Saved data entries
○ ○ ○

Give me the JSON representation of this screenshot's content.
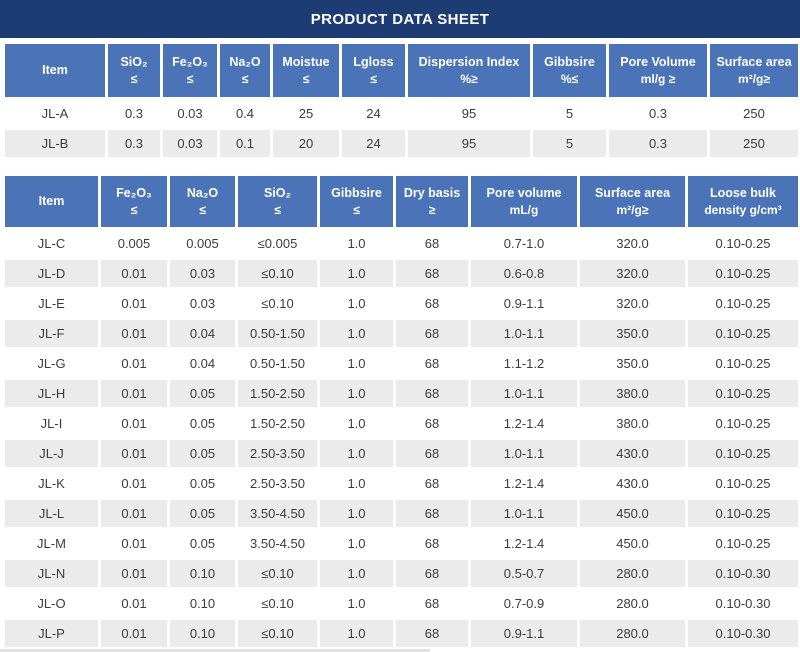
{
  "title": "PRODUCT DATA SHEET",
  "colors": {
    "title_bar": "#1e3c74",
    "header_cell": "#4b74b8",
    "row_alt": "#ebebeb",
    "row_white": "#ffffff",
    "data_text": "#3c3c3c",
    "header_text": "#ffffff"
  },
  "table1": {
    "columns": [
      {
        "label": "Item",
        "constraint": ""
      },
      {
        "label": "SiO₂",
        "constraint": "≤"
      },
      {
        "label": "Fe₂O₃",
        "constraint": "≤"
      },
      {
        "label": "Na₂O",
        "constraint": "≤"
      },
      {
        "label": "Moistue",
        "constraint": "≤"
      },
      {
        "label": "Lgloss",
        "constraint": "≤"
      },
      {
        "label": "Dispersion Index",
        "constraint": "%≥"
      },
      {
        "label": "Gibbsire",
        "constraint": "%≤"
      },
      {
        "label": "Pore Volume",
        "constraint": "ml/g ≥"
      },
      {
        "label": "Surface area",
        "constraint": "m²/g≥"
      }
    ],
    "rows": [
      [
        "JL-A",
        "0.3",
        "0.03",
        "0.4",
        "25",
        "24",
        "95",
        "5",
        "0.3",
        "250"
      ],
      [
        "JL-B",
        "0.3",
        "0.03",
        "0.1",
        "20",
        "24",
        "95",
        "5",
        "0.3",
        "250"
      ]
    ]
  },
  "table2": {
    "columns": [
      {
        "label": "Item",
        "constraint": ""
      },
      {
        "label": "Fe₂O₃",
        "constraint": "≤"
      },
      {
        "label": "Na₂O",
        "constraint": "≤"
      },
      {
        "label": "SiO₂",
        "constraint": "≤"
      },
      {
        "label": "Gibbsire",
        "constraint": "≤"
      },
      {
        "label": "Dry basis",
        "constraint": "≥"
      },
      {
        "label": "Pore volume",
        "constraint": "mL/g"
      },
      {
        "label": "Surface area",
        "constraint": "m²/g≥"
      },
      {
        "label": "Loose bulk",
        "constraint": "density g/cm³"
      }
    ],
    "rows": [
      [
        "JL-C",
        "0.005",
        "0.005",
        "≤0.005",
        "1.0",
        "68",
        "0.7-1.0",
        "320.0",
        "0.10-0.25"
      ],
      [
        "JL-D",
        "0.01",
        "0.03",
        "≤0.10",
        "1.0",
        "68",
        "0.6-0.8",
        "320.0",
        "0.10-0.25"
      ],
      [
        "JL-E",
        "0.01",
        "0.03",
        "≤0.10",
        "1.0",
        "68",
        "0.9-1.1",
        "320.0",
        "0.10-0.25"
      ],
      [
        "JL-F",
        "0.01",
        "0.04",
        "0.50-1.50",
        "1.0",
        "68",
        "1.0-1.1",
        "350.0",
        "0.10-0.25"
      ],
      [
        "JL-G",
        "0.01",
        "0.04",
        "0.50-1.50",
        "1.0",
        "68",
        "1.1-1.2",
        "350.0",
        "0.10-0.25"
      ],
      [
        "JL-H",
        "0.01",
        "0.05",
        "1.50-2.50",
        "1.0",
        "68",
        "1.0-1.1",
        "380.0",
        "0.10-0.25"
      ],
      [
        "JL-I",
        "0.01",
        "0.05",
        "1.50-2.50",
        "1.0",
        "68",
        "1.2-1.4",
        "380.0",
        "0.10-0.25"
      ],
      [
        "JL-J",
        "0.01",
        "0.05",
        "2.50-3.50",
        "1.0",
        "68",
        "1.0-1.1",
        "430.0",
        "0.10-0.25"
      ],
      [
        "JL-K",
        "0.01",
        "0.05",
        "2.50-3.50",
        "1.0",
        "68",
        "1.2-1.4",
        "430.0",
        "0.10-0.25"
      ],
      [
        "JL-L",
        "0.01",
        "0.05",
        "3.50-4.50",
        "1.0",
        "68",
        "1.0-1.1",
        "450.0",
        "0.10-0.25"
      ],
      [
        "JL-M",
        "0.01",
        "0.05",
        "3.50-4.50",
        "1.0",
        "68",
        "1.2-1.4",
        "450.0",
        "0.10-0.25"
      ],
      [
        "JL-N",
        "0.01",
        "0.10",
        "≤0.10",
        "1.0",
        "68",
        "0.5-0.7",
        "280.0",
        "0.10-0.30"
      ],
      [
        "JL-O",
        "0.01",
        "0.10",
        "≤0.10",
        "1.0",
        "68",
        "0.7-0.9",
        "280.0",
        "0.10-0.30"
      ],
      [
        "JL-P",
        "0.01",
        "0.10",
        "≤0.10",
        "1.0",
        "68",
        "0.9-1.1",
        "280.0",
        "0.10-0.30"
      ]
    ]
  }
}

○ ○ ○

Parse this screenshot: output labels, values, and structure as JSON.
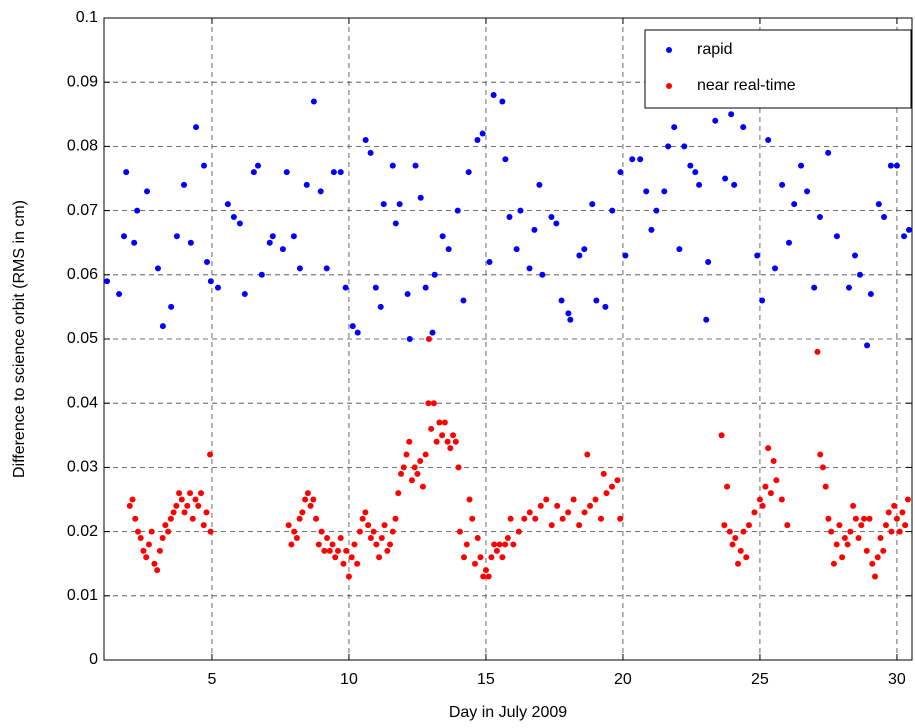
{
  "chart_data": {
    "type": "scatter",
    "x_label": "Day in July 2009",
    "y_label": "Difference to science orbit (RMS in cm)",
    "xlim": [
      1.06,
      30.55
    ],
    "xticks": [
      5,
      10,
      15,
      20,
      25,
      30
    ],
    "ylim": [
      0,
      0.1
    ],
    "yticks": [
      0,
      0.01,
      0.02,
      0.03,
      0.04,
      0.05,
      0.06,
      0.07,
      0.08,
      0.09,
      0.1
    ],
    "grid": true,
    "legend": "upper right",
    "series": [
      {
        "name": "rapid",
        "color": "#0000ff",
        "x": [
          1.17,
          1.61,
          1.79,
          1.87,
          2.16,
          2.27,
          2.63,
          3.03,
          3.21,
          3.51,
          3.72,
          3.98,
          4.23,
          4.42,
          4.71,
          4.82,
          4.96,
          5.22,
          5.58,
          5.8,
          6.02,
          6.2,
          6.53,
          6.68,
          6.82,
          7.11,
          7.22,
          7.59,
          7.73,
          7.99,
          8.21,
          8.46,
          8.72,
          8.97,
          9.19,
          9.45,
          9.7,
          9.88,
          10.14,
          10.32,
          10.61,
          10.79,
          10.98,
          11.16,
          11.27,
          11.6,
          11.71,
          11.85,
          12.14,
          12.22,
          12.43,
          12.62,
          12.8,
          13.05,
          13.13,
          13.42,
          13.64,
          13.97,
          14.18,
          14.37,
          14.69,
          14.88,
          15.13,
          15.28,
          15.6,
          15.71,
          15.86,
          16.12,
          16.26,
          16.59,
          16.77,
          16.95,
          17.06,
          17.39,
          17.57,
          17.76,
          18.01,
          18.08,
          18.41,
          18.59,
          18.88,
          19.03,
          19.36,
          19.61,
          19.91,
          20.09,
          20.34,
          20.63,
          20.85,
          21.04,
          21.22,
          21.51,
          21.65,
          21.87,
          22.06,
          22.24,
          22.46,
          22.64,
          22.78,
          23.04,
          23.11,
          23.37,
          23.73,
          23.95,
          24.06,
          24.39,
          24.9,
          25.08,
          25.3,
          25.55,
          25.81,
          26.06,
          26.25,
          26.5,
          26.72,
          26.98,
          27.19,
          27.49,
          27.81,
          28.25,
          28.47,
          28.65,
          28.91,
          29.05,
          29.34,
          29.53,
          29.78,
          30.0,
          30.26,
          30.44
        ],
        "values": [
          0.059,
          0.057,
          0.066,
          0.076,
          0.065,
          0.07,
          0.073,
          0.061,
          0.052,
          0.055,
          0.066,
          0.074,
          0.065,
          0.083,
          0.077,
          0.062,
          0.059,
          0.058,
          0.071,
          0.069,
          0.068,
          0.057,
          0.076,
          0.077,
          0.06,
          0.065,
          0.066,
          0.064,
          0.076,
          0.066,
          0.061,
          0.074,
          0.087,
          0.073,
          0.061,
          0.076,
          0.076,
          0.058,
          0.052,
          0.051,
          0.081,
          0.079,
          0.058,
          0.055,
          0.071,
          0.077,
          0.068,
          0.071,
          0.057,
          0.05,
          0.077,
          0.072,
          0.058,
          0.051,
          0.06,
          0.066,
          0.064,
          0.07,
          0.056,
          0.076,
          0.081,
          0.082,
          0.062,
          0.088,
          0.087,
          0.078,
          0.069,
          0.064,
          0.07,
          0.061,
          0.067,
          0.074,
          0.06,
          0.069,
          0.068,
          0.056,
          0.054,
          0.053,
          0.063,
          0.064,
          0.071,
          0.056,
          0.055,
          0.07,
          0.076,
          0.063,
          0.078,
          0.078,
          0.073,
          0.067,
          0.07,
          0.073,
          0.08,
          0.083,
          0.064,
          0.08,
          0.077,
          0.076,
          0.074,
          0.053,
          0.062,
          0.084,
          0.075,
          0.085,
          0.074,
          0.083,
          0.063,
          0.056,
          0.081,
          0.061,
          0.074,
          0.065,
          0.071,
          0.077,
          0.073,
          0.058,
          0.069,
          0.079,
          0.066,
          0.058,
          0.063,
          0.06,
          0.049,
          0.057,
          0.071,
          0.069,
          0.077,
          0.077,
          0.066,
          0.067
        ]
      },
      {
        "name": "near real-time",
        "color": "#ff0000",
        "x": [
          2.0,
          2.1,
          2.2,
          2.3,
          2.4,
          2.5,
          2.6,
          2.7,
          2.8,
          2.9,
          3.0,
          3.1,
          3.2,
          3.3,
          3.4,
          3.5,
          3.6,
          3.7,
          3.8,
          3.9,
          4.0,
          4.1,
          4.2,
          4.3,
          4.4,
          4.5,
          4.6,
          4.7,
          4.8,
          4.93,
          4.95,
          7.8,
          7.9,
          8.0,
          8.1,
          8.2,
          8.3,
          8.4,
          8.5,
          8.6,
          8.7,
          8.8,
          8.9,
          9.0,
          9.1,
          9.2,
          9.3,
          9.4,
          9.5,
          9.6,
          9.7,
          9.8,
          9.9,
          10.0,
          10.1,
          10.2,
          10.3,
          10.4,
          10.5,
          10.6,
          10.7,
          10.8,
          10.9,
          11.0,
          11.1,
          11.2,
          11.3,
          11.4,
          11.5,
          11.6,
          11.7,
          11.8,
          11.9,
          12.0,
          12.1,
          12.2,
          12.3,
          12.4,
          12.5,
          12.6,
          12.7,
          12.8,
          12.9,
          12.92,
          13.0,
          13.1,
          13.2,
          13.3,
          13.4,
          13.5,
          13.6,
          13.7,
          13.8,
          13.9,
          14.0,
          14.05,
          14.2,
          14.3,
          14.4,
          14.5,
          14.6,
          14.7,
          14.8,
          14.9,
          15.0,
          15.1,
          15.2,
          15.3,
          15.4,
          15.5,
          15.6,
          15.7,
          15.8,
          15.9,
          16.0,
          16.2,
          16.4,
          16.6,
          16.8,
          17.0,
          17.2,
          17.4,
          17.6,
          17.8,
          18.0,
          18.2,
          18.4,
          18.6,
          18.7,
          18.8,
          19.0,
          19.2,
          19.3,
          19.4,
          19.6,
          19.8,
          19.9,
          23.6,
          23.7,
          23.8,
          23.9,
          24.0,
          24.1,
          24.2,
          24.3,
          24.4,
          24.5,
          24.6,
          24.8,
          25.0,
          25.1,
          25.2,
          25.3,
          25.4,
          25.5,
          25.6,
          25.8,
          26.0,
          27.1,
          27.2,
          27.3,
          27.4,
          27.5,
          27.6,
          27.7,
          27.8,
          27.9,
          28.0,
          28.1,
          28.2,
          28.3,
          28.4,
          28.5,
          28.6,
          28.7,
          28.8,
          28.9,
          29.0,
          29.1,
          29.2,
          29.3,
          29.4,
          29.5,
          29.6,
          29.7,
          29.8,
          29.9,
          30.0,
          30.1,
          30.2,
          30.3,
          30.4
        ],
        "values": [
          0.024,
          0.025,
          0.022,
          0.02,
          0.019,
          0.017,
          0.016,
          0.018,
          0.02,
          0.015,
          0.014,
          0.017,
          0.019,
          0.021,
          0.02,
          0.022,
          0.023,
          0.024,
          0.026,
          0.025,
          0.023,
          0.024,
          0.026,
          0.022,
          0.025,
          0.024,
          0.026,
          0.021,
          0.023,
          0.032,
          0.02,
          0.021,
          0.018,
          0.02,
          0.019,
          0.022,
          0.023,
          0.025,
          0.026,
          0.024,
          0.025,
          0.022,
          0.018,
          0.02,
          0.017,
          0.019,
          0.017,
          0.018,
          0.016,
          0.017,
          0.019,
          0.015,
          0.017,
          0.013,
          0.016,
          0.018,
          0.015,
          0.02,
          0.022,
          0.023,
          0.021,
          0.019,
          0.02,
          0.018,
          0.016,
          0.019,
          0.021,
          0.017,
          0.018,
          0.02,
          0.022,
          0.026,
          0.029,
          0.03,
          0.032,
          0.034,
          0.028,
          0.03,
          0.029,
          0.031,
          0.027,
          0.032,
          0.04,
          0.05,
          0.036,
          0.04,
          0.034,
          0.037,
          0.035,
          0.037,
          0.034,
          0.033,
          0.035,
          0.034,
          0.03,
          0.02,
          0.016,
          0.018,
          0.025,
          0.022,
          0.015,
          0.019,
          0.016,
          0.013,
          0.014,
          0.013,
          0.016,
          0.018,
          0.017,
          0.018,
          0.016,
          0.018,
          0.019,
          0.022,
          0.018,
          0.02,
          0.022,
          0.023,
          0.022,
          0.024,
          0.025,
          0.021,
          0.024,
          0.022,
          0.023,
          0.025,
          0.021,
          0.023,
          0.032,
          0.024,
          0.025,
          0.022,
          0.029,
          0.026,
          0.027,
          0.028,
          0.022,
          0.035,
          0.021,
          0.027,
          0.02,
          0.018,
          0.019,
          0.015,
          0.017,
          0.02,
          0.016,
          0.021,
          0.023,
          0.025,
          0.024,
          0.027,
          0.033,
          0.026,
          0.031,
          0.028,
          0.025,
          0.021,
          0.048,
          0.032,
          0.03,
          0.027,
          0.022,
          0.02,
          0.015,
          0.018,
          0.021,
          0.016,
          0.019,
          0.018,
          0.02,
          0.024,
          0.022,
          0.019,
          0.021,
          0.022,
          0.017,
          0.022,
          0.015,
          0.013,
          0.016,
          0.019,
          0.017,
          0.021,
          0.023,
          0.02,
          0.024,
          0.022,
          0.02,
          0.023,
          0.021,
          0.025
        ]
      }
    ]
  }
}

○ ○ ○

#### WHAT TO DO:
Extract, from the listing above, every line where the string "screenshot" occurs.

#### ANSWER TO THE TASK:
Give me the JSON representation of this screenshot's content.
Parse this screenshot: output labels, values, and structure as JSON.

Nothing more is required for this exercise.